Exercise materials:
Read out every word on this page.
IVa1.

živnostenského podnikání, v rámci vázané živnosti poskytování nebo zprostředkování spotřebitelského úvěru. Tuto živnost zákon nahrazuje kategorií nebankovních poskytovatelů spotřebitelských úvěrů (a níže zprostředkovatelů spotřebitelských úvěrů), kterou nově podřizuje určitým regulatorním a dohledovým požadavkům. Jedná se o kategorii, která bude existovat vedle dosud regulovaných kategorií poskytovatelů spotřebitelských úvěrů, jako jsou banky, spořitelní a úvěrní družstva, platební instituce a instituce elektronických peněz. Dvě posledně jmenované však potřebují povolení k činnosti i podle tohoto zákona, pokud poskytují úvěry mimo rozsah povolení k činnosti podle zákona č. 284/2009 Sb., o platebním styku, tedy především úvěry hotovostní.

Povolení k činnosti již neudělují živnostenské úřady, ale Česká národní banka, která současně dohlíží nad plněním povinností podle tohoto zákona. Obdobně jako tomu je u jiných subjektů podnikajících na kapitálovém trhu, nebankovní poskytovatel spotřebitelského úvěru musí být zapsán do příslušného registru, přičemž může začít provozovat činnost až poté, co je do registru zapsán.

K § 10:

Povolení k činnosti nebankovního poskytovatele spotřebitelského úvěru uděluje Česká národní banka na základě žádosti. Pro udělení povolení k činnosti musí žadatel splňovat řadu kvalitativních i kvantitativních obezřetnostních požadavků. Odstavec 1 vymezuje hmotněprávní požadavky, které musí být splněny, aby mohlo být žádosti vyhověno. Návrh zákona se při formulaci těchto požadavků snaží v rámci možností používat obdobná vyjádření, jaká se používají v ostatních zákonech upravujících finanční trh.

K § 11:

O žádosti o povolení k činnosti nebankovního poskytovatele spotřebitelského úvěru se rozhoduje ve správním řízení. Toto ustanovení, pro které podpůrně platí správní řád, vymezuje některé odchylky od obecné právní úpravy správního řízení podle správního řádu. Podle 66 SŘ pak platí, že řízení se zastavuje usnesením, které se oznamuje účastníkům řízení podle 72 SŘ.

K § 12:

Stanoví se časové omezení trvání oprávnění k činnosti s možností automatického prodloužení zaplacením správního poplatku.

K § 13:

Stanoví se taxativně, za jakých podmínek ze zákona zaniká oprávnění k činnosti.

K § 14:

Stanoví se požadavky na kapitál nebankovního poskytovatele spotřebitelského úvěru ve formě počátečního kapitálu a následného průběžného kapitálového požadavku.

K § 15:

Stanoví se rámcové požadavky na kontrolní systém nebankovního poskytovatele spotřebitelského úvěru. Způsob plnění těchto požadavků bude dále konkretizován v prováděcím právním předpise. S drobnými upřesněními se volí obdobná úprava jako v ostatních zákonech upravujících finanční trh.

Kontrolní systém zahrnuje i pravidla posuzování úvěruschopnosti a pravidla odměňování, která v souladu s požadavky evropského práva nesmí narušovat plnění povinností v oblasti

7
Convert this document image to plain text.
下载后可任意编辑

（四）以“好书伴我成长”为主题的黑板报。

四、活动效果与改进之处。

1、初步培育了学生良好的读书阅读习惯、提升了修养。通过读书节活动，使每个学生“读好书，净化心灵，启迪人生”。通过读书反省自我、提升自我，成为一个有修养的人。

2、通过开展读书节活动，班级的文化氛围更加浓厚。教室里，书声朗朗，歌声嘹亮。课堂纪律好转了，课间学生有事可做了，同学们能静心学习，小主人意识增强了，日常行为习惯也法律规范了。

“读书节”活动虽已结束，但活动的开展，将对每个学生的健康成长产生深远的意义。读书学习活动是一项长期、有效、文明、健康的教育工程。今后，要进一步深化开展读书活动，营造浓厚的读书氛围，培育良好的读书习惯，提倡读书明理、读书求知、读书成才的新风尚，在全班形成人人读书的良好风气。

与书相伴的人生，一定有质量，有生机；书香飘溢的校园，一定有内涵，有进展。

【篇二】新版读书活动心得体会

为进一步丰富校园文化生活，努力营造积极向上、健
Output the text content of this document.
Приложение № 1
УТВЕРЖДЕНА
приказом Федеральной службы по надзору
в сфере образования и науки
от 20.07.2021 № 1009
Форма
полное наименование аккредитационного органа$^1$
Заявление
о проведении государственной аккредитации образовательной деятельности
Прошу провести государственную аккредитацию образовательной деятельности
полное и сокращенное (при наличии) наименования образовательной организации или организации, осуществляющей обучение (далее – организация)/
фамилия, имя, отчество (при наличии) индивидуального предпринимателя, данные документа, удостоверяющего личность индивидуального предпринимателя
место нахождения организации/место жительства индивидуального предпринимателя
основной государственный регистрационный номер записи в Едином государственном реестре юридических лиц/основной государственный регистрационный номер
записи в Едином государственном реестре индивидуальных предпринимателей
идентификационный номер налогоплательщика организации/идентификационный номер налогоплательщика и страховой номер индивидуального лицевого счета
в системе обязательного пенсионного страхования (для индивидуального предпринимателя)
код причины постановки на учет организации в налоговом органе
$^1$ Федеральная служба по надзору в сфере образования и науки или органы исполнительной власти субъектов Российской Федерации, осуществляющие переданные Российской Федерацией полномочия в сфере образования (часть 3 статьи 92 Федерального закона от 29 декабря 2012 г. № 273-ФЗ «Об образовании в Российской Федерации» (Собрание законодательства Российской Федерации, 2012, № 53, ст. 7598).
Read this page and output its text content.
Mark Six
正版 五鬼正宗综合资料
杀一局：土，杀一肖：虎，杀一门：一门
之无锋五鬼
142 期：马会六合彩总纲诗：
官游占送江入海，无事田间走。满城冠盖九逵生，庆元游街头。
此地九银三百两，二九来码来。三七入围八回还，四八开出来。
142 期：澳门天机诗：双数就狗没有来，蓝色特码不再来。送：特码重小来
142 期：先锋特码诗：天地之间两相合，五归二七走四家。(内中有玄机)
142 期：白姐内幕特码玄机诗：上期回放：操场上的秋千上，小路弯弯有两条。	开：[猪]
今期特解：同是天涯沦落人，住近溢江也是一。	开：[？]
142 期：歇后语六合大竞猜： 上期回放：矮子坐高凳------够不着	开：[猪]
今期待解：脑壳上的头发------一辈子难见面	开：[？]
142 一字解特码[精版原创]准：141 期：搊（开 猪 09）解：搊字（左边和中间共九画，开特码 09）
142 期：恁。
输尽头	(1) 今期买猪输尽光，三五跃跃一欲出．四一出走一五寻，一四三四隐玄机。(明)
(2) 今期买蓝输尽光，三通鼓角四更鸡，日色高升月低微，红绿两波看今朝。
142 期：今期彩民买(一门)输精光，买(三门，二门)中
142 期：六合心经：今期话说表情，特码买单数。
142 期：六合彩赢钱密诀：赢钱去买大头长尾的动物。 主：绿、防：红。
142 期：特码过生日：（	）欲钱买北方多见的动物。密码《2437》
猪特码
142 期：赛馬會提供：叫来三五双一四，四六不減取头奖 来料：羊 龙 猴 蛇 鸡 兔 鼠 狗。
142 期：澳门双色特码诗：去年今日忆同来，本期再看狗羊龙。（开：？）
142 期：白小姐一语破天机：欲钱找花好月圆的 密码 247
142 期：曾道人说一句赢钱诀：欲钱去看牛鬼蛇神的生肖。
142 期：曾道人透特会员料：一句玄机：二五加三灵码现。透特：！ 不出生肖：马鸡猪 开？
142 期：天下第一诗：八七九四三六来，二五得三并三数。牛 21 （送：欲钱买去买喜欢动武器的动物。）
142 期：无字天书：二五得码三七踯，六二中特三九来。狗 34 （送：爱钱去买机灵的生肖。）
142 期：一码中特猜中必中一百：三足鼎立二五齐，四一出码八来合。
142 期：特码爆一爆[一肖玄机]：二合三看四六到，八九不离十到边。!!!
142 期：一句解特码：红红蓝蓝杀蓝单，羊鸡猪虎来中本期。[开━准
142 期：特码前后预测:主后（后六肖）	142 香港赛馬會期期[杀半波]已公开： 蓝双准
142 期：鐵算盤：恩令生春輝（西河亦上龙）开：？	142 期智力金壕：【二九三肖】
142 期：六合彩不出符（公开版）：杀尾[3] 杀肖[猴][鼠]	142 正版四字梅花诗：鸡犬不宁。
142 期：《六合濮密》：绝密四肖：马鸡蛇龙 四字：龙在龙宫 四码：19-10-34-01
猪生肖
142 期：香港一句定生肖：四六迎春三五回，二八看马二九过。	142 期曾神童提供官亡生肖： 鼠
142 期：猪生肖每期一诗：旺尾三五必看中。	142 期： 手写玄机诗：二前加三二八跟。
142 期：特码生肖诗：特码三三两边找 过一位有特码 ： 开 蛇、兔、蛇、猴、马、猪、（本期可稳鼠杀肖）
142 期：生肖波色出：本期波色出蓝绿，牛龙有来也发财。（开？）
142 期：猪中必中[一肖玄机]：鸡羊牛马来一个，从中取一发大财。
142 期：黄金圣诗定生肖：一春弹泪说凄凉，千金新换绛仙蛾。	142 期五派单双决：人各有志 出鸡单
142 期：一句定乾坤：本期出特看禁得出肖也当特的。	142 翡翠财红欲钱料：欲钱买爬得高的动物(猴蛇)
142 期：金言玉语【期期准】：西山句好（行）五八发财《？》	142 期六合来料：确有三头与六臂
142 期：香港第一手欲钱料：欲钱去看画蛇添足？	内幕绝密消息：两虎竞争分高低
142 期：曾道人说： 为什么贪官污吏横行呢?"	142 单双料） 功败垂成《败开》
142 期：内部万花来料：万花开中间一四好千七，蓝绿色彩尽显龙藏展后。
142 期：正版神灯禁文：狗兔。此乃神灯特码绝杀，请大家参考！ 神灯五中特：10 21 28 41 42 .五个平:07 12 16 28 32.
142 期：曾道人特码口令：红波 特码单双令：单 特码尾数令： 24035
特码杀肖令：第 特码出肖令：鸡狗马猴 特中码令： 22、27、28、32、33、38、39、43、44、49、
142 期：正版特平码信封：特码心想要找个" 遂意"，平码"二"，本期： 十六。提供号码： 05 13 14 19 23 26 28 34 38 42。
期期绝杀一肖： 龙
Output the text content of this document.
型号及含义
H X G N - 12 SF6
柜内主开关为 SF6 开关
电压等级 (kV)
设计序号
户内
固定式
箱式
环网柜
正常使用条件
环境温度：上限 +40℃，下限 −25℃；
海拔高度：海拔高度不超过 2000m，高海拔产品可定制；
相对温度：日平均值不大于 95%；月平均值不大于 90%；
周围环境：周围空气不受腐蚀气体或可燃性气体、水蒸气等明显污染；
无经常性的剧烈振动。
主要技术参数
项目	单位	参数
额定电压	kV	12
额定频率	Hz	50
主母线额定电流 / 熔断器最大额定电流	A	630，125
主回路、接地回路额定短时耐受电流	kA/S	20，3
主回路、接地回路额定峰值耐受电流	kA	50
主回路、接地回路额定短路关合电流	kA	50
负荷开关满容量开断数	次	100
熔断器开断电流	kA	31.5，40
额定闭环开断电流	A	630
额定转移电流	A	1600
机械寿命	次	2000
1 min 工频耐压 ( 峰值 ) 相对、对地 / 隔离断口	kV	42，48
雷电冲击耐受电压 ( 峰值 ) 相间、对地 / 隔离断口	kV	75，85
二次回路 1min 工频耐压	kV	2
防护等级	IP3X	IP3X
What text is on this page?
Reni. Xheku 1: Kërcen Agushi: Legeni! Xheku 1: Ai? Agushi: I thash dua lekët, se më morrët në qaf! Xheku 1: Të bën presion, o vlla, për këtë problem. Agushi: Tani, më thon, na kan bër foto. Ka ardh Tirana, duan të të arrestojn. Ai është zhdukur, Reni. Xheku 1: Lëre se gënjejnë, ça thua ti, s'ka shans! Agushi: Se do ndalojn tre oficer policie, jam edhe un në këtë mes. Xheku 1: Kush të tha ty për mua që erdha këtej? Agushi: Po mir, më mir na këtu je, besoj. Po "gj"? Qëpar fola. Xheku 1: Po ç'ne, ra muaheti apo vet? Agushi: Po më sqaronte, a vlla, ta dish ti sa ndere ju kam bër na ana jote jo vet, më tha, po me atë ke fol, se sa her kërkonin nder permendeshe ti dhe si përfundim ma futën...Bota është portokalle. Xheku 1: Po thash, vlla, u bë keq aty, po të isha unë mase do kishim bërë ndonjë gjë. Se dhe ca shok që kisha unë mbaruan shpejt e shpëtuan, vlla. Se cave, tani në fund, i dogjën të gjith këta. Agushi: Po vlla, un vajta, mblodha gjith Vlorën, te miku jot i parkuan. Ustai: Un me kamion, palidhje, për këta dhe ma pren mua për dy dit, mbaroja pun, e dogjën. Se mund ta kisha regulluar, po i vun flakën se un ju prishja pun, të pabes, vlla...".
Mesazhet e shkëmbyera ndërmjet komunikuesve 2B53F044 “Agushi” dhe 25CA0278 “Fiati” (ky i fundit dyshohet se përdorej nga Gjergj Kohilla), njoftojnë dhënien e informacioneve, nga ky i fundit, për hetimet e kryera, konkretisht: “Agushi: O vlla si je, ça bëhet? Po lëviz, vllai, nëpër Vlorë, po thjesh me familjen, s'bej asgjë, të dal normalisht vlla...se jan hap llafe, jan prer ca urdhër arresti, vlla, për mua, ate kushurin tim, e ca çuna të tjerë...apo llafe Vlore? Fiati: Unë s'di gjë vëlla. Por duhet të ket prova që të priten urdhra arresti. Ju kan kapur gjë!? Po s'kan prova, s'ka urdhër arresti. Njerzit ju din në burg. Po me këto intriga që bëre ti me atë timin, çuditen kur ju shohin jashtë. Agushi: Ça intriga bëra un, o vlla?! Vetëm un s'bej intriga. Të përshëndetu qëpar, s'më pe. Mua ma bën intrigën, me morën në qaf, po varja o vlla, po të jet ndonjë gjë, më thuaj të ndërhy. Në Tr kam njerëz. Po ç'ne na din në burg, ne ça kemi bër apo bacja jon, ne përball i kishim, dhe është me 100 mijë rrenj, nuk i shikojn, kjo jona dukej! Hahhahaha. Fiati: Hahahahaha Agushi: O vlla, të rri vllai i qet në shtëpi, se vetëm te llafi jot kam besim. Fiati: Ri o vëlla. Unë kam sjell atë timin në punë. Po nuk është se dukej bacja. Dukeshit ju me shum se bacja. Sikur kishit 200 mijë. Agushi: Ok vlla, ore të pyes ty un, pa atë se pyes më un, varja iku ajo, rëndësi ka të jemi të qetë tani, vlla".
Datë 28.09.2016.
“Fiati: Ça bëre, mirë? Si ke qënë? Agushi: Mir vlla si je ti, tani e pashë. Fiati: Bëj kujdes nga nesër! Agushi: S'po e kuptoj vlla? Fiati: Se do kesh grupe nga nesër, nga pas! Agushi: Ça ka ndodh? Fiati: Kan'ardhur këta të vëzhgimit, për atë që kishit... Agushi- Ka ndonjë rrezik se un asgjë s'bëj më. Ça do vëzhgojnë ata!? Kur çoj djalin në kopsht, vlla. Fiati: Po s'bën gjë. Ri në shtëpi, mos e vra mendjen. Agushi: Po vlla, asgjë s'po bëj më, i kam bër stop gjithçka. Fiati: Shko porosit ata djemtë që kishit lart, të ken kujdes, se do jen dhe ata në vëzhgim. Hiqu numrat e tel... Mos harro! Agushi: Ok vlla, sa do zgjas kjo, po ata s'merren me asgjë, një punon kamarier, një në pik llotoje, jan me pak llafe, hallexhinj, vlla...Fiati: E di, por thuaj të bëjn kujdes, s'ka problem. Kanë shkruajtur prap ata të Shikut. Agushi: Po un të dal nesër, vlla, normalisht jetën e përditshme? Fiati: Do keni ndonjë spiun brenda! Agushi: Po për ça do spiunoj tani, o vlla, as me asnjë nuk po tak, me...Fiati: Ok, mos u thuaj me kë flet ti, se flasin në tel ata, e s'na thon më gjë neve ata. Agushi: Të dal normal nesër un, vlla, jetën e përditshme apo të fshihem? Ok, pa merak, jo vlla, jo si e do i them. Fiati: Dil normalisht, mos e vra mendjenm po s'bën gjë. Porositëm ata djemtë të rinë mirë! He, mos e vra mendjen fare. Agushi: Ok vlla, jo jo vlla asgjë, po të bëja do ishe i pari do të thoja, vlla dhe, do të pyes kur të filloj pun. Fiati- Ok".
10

Aim: Each line in the listing above that contains "oprávnění" should be copied.

Written answer:
Stanoví se časové omezení trvání oprávnění k činnosti s možností automatického prodloužení zaplacením správního poplatku.
Stanoví se taxativně, za jakých podmínek ze zákona zaniká oprávnění k činnosti.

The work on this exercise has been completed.